** Directions for this task **
Print out every record exactly as it appears.

**** Supplied material

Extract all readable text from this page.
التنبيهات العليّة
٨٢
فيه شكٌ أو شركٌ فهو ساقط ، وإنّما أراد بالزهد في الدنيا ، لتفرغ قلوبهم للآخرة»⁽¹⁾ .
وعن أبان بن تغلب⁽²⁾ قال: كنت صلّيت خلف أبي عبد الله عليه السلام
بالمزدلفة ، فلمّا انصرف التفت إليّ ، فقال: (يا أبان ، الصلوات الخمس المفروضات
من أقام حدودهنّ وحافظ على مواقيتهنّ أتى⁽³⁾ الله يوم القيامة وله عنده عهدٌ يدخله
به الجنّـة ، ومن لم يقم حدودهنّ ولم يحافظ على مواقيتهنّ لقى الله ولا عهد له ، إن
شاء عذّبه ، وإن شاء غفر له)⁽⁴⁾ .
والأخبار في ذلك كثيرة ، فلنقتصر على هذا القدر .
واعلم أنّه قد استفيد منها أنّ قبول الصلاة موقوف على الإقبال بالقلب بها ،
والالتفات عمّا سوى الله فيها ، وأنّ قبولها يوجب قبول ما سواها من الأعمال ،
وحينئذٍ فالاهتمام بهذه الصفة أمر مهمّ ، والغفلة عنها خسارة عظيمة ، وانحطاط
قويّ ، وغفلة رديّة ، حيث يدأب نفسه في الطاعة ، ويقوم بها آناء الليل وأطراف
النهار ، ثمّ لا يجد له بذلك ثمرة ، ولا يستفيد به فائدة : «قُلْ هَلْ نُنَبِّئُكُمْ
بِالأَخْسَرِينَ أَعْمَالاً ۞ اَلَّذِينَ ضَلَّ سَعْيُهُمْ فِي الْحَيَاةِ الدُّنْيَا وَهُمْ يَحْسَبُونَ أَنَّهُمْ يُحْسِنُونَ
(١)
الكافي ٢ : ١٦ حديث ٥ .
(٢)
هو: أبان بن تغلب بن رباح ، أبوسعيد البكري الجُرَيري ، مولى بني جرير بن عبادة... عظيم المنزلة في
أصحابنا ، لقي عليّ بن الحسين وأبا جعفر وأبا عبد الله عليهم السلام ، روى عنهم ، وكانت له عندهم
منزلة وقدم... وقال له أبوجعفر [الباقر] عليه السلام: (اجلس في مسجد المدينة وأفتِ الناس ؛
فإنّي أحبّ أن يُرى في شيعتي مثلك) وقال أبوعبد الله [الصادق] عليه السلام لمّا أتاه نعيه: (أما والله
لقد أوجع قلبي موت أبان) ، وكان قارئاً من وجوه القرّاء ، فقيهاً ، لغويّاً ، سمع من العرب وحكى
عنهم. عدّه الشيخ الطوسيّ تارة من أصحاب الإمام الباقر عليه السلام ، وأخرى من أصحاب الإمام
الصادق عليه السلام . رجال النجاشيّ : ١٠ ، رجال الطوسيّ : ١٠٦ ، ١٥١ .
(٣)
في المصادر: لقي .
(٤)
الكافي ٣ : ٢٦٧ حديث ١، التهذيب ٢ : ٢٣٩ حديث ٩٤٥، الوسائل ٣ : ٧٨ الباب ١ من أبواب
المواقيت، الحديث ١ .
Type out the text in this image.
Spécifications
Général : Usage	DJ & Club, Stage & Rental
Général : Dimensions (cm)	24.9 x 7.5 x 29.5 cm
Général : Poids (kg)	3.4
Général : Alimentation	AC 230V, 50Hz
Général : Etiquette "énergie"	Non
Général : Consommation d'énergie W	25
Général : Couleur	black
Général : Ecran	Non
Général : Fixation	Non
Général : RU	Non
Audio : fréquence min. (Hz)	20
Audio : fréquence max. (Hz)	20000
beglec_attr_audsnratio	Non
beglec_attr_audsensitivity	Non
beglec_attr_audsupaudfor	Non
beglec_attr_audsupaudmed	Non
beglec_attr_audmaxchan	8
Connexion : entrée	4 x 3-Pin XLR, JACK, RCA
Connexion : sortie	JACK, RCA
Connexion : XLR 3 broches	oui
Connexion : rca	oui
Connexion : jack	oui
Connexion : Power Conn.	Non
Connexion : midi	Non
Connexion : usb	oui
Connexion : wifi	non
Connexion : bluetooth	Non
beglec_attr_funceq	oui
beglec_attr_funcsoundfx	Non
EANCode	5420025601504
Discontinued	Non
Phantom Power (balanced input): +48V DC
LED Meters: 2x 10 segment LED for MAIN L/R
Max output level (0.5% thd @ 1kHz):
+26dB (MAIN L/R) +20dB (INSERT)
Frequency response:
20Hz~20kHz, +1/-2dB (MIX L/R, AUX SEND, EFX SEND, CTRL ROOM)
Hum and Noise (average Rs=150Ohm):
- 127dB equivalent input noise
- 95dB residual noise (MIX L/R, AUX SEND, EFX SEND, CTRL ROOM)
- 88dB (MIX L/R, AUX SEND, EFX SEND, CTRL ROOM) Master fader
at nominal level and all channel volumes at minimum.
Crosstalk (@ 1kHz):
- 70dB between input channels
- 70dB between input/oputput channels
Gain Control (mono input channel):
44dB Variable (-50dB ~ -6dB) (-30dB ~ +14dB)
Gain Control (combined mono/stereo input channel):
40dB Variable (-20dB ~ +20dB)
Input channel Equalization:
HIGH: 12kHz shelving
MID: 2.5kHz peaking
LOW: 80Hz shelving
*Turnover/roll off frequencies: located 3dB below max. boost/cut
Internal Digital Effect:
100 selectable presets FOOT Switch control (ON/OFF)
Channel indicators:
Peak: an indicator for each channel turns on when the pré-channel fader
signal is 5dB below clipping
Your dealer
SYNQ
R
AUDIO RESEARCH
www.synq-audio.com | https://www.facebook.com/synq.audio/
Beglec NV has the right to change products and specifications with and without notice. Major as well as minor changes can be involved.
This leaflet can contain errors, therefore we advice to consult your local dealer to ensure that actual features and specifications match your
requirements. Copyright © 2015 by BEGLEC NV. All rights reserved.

********

** Result for this exercise **
Extract all readable text from this page.
التنبيهات العليّة
٨٢
فيه شكٌ أو شركٌ فهو ساقط ، وإنّما أراد بالزهد في الدنيا ، لتفرغ قلوبهم للآخرة»⁽¹⁾ .
وعن أبان بن تغلب⁽²⁾ قال: كنت صلّيت خلف أبي عبد الله عليه السلام
بالمزدلفة ، فلمّا انصرف التفت إليّ ، فقال: (يا أبان ، الصلوات الخمس المفروضات
من أقام حدودهنّ وحافظ على مواقيتهنّ أتى⁽³⁾ الله يوم القيامة وله عنده عهدٌ يدخله
به الجنّـة ، ومن لم يقم حدودهنّ ولم يحافظ على مواقيتهنّ لقى الله ولا عهد له ، إن
شاء عذّبه ، وإن شاء غفر له)⁽⁴⁾ .
والأخبار في ذلك كثيرة ، فلنقتصر على هذا القدر .
واعلم أنّه قد استفيد منها أنّ قبول الصلاة موقوف على الإقبال بالقلب بها ،
والالتفات عمّا سوى الله فيها ، وأنّ قبولها يوجب قبول ما سواها من الأعمال ،
وحينئذٍ فالاهتمام بهذه الصفة أمر مهمّ ، والغفلة عنها خسارة عظيمة ، وانحطاط
قويّ ، وغفلة رديّة ، حيث يدأب نفسه في الطاعة ، ويقوم بها آناء الليل وأطراف
النهار ، ثمّ لا يجد له بذلك ثمرة ، ولا يستفيد به فائدة : «قُلْ هَلْ نُنَبِّئُكُمْ
بِالأَخْسَرِينَ أَعْمَالاً ۞ اَلَّذِينَ ضَلَّ سَعْيُهُمْ فِي الْحَيَاةِ الدُّنْيَا وَهُمْ يَحْسَبُونَ أَنَّهُمْ يُحْسِنُونَ
(١)
الكافي ٢ : ١٦ حديث ٥ .
(٢)
هو: أبان بن تغلب بن رباح ، أبوسعيد البكري الجُرَيري ، مولى بني جرير بن عبادة... عظيم المنزلة في
أصحابنا ، لقي عليّ بن الحسين وأبا جعفر وأبا عبد الله عليهم السلام ، روى عنهم ، وكانت له عندهم
منزلة وقدم... وقال له أبوجعفر [الباقر] عليه السلام: (اجلس في مسجد المدينة وأفتِ الناس ؛
فإنّي أحبّ أن يُرى في شيعتي مثلك) وقال أبوعبد الله [الصادق] عليه السلام لمّا أتاه نعيه: (أما والله
لقد أوجع قلبي موت أبان) ، وكان قارئاً من وجوه القرّاء ، فقيهاً ، لغويّاً ، سمع من العرب وحكى
عنهم. عدّه الشيخ الطوسيّ تارة من أصحاب الإمام الباقر عليه السلام ، وأخرى من أصحاب الإمام
الصادق عليه السلام . رجال النجاشيّ : ١٠ ، رجال الطوسيّ : ١٠٦ ، ١٥١ .
(٣)
في المصادر: لقي .
(٤)
الكافي ٣ : ٢٦٧ حديث ١، التهذيب ٢ : ٢٣٩ حديث ٩٤٥، الوسائل ٣ : ٧٨ الباب ١ من أبواب
المواقيت، الحديث ١ .
Type out the text in this image.
Spécifications
Général : Usage	DJ & Club, Stage & Rental
Général : Dimensions (cm)	24.9 x 7.5 x 29.5 cm
Général : Poids (kg)	3.4
Général : Alimentation	AC 230V, 50Hz
Général : Etiquette "énergie"	Non
Général : Consommation d'énergie W	25
Général : Couleur	black
Général : Ecran	Non
Général : Fixation	Non
Général : RU	Non
Audio : fréquence min. (Hz)	20
Audio : fréquence max. (Hz)	20000
beglec_attr_audsnratio	Non
beglec_attr_audsensitivity	Non
beglec_attr_audsupaudfor	Non
beglec_attr_audsupaudmed	Non
beglec_attr_audmaxchan	8
Connexion : entrée	4 x 3-Pin XLR, JACK, RCA
Connexion : sortie	JACK, RCA
Connexion : XLR 3 broches	oui
Connexion : rca	oui
Connexion : jack	oui
Connexion : Power Conn.	Non
Connexion : midi	Non
Connexion : usb	oui
Connexion : wifi	non
Connexion : bluetooth	Non
beglec_attr_funceq	oui
beglec_attr_funcsoundfx	Non
EANCode	5420025601504
Discontinued	Non
Phantom Power (balanced input): +48V DC
LED Meters: 2x 10 segment LED for MAIN L/R
Max output level (0.5% thd @ 1kHz):
+26dB (MAIN L/R) +20dB (INSERT)
Frequency response:
20Hz~20kHz, +1/-2dB (MIX L/R, AUX SEND, EFX SEND, CTRL ROOM)
Hum and Noise (average Rs=150Ohm):
- 127dB equivalent input noise
- 95dB residual noise (MIX L/R, AUX SEND, EFX SEND, CTRL ROOM)
- 88dB (MIX L/R, AUX SEND, EFX SEND, CTRL ROOM) Master fader
at nominal level and all channel volumes at minimum.
Crosstalk (@ 1kHz):
- 70dB between input channels
- 70dB between input/oputput channels
Gain Control (mono input channel):
44dB Variable (-50dB ~ -6dB) (-30dB ~ +14dB)
Gain Control (combined mono/stereo input channel):
40dB Variable (-20dB ~ +20dB)
Input channel Equalization:
HIGH: 12kHz shelving
MID: 2.5kHz peaking
LOW: 80Hz shelving
*Turnover/roll off frequencies: located 3dB below max. boost/cut
Internal Digital Effect:
100 selectable presets FOOT Switch control (ON/OFF)
Channel indicators:
Peak: an indicator for each channel turns on when the pré-channel fader
signal is 5dB below clipping
Your dealer
SYNQ
R
AUDIO RESEARCH
www.synq-audio.com | https://www.facebook.com/synq.audio/
Beglec NV has the right to change products and specifications with and without notice. Major as well as minor changes can be involved.
This leaflet can contain errors, therefore we advice to consult your local dealer to ensure that actual features and specifications match your
requirements. Copyright © 2015 by BEGLEC NV. All rights reserved.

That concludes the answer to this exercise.